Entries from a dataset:
#####

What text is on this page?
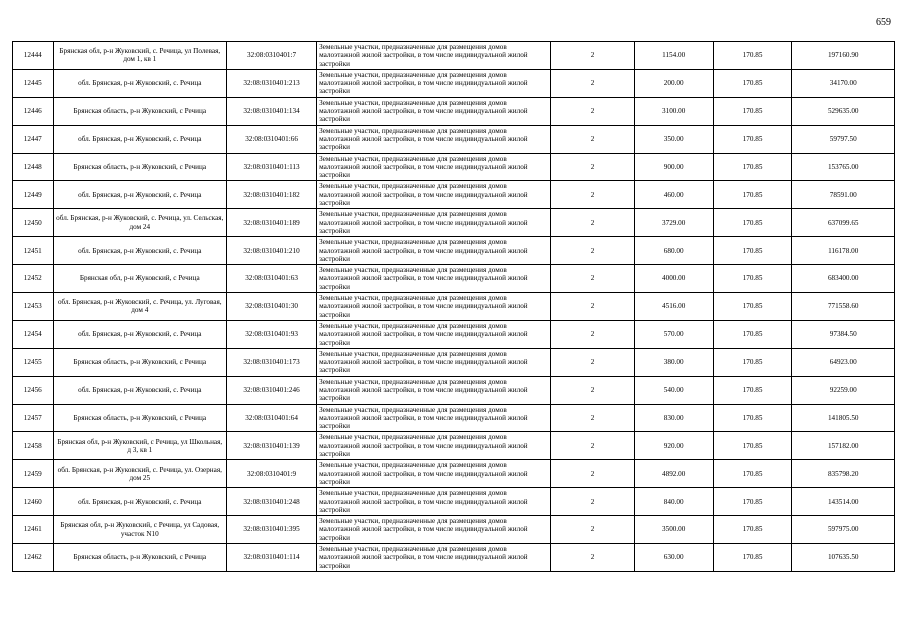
659
12444	Брянская обл, р-н Жуковский, с. Речица, ул Полевая, дом 1, кв 1	32:08:0310401:7	Земельные участки, предназначенные для размещения домов малоэтажной жилой застройки, в том числе индивидуальной жилой застройки	2	1154.00	170.85	197160.90
12445	обл. Брянская, р-н Жуковский, с. Речица	32:08:0310401:213	Земельные участки, предназначенные для размещения домов малоэтажной жилой застройки, в том числе индивидуальной жилой застройки	2	200.00	170.85	34170.00
12446	Брянская область, р-н Жуковский, с Речица	32:08:0310401:134	Земельные участки, предназначенные для размещения домов малоэтажной жилой застройки, в том числе индивидуальной жилой застройки	2	3100.00	170.85	529635.00
12447	обл. Брянская, р-н Жуковский, с. Речица	32:08:0310401:66	Земельные участки, предназначенные для размещения домов малоэтажной жилой застройки, в том числе индивидуальной жилой застройки	2	350.00	170.85	59797.50
12448	Брянская область, р-н Жуковский, с Речица	32:08:0310401:113	Земельные участки, предназначенные для размещения домов малоэтажной жилой застройки, в том числе индивидуальной жилой застройки	2	900.00	170.85	153765.00
12449	обл. Брянская, р-н Жуковский, с. Речица	32:08:0310401:182	Земельные участки, предназначенные для размещения домов малоэтажной жилой застройки, в том числе индивидуальной жилой застройки	2	460.00	170.85	78591.00
12450	обл. Брянская, р-н Жуковский, с. Речица, ул. Сельская, дом 24	32:08:0310401:189	Земельные участки, предназначенные для размещения домов малоэтажной жилой застройки, в том числе индивидуальной жилой застройки	2	3729.00	170.85	637099.65
12451	обл. Брянская, р-н Жуковский, с. Речица	32:08:0310401:210	Земельные участки, предназначенные для размещения домов малоэтажной жилой застройки, в том числе индивидуальной жилой застройки	2	680.00	170.85	116178.00
12452	Брянская обл, р-н Жуковский, с Речица	32:08:0310401:63	Земельные участки, предназначенные для размещения домов малоэтажной жилой застройки, в том числе индивидуальной жилой застройки	2	4000.00	170.85	683400.00
12453	обл. Брянская, р-н Жуковский, с. Речица, ул. Луговая, дом 4	32:08:0310401:30	Земельные участки, предназначенные для размещения домов малоэтажной жилой застройки, в том числе индивидуальной жилой застройки	2	4516.00	170.85	771558.60
12454	обл. Брянская, р-н Жуковский, с. Речица	32:08:0310401:93	Земельные участки, предназначенные для размещения домов малоэтажной жилой застройки, в том числе индивидуальной жилой застройки	2	570.00	170.85	97384.50
12455	Брянская область, р-н Жуковский, с Речица	32:08:0310401:173	Земельные участки, предназначенные для размещения домов малоэтажной жилой застройки, в том числе индивидуальной жилой застройки	2	380.00	170.85	64923.00
12456	обл. Брянская, р-н Жуковский, с. Речица	32:08:0310401:246	Земельные участки, предназначенные для размещения домов малоэтажной жилой застройки, в том числе индивидуальной жилой застройки	2	540.00	170.85	92259.00
12457	Брянская область, р-н Жуковский, с Речица	32:08:0310401:64	Земельные участки, предназначенные для размещения домов малоэтажной жилой застройки, в том числе индивидуальной жилой застройки	2	830.00	170.85	141805.50
12458	Брянская обл, р-н Жуковский, с Речица, ул Школьная, д 3, кв 1	32:08:0310401:139	Земельные участки, предназначенные для размещения домов малоэтажной жилой застройки, в том числе индивидуальной жилой застройки	2	920.00	170.85	157182.00
12459	обл. Брянская, р-н Жуковский, с. Речица, ул. Озерная, дом 25	32:08:0310401:9	Земельные участки, предназначенные для размещения домов малоэтажной жилой застройки, в том числе индивидуальной жилой застройки	2	4892.00	170.85	835798.20
12460	обл. Брянская, р-н Жуковский, с. Речица	32:08:0310401:248	Земельные участки, предназначенные для размещения домов малоэтажной жилой застройки, в том числе индивидуальной жилой застройки	2	840.00	170.85	143514.00
12461	Брянская обл, р-н Жуковский, с Речица, ул Садовая, участок N10	32:08:0310401:395	Земельные участки, предназначенные для размещения домов малоэтажной жилой застройки, в том числе индивидуальной жилой застройки	2	3500.00	170.85	597975.00
12462	Брянская область, р-н Жуковский, с Речица	32:08:0310401:114	Земельные участки, предназначенные для размещения домов малоэтажной жилой застройки, в том числе индивидуальной жилой застройки	2	630.00	170.85	107635.50
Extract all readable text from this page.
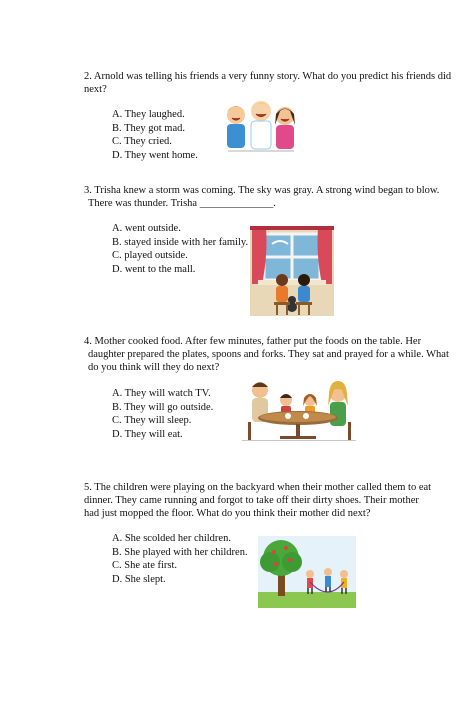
2. Arnold was telling his friends a very funny story. What do you predict his friends did
next?

A. They laughed.
B. They got mad.
C. They cried.
D. They went home.

3. Trisha knew a storm was coming. The sky was gray. A strong wind began to blow.
There was thunder. Trisha ______________.

A. went outside.
B. stayed inside with her family.
C. played outside.
D. went to the mall.

4. Mother cooked food. After few minutes, father put the foods on the table. Her
daughter prepared the plates, spoons and forks. They sat and prayed for a while. What
do you think will they do next?

A. They will watch TV.
B. They will go outside.
C. They will sleep.
D. They will eat.

5. The children were playing on the backyard when their mother called them to eat
dinner. They came running and forgot to take off their dirty shoes. Their mother
had just mopped the floor. What do you think their mother did next?

A. She scolded her children.
B. She played with her children.
C. She ate first.
D. She slept.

#####

Copy out all the data without changing anything, and drop the pictures.

What text is on this page?
659
12444	Брянская обл, р-н Жуковский, с. Речица, ул Полевая, дом 1, кв 1	32:08:0310401:7	Земельные участки, предназначенные для размещения домов малоэтажной жилой застройки, в том числе индивидуальной жилой застройки	2	1154.00	170.85	197160.90
12445	обл. Брянская, р-н Жуковский, с. Речица	32:08:0310401:213	Земельные участки, предназначенные для размещения домов малоэтажной жилой застройки, в том числе индивидуальной жилой застройки	2	200.00	170.85	34170.00
12446	Брянская область, р-н Жуковский, с Речица	32:08:0310401:134	Земельные участки, предназначенные для размещения домов малоэтажной жилой застройки, в том числе индивидуальной жилой застройки	2	3100.00	170.85	529635.00
12447	обл. Брянская, р-н Жуковский, с. Речица	32:08:0310401:66	Земельные участки, предназначенные для размещения домов малоэтажной жилой застройки, в том числе индивидуальной жилой застройки	2	350.00	170.85	59797.50
12448	Брянская область, р-н Жуковский, с Речица	32:08:0310401:113	Земельные участки, предназначенные для размещения домов малоэтажной жилой застройки, в том числе индивидуальной жилой застройки	2	900.00	170.85	153765.00
12449	обл. Брянская, р-н Жуковский, с. Речица	32:08:0310401:182	Земельные участки, предназначенные для размещения домов малоэтажной жилой застройки, в том числе индивидуальной жилой застройки	2	460.00	170.85	78591.00
12450	обл. Брянская, р-н Жуковский, с. Речица, ул. Сельская, дом 24	32:08:0310401:189	Земельные участки, предназначенные для размещения домов малоэтажной жилой застройки, в том числе индивидуальной жилой застройки	2	3729.00	170.85	637099.65
12451	обл. Брянская, р-н Жуковский, с. Речица	32:08:0310401:210	Земельные участки, предназначенные для размещения домов малоэтажной жилой застройки, в том числе индивидуальной жилой застройки	2	680.00	170.85	116178.00
12452	Брянская обл, р-н Жуковский, с Речица	32:08:0310401:63	Земельные участки, предназначенные для размещения домов малоэтажной жилой застройки, в том числе индивидуальной жилой застройки	2	4000.00	170.85	683400.00
12453	обл. Брянская, р-н Жуковский, с. Речица, ул. Луговая, дом 4	32:08:0310401:30	Земельные участки, предназначенные для размещения домов малоэтажной жилой застройки, в том числе индивидуальной жилой застройки	2	4516.00	170.85	771558.60
12454	обл. Брянская, р-н Жуковский, с. Речица	32:08:0310401:93	Земельные участки, предназначенные для размещения домов малоэтажной жилой застройки, в том числе индивидуальной жилой застройки	2	570.00	170.85	97384.50
12455	Брянская область, р-н Жуковский, с Речица	32:08:0310401:173	Земельные участки, предназначенные для размещения домов малоэтажной жилой застройки, в том числе индивидуальной жилой застройки	2	380.00	170.85	64923.00
12456	обл. Брянская, р-н Жуковский, с. Речица	32:08:0310401:246	Земельные участки, предназначенные для размещения домов малоэтажной жилой застройки, в том числе индивидуальной жилой застройки	2	540.00	170.85	92259.00
12457	Брянская область, р-н Жуковский, с Речица	32:08:0310401:64	Земельные участки, предназначенные для размещения домов малоэтажной жилой застройки, в том числе индивидуальной жилой застройки	2	830.00	170.85	141805.50
12458	Брянская обл, р-н Жуковский, с Речица, ул Школьная, д 3, кв 1	32:08:0310401:139	Земельные участки, предназначенные для размещения домов малоэтажной жилой застройки, в том числе индивидуальной жилой застройки	2	920.00	170.85	157182.00
12459	обл. Брянская, р-н Жуковский, с. Речица, ул. Озерная, дом 25	32:08:0310401:9	Земельные участки, предназначенные для размещения домов малоэтажной жилой застройки, в том числе индивидуальной жилой застройки	2	4892.00	170.85	835798.20
12460	обл. Брянская, р-н Жуковский, с. Речица	32:08:0310401:248	Земельные участки, предназначенные для размещения домов малоэтажной жилой застройки, в том числе индивидуальной жилой застройки	2	840.00	170.85	143514.00
12461	Брянская обл, р-н Жуковский, с Речица, ул Садовая, участок N10	32:08:0310401:395	Земельные участки, предназначенные для размещения домов малоэтажной жилой застройки, в том числе индивидуальной жилой застройки	2	3500.00	170.85	597975.00
12462	Брянская область, р-н Жуковский, с Речица	32:08:0310401:114	Земельные участки, предназначенные для размещения домов малоэтажной жилой застройки, в том числе индивидуальной жилой застройки	2	630.00	170.85	107635.50
Extract all readable text from this page.
2. Arnold was telling his friends a very funny story. What do you predict his friends did
next?

A. They laughed.
B. They got mad.
C. They cried.
D. They went home.

3. Trisha knew a storm was coming. The sky was gray. A strong wind began to blow.
There was thunder. Trisha ______________.

A. went outside.
B. stayed inside with her family.
C. played outside.
D. went to the mall.

4. Mother cooked food. After few minutes, father put the foods on the table. Her
daughter prepared the plates, spoons and forks. They sat and prayed for a while. What
do you think will they do next?

A. They will watch TV.
B. They will go outside.
C. They will sleep.
D. They will eat.

5. The children were playing on the backyard when their mother called them to eat
dinner. They came running and forgot to take off their dirty shoes. Their mother
had just mopped the floor. What do you think their mother did next?

A. She scolded her children.
B. She played with her children.
C. She ate first.
D. She slept.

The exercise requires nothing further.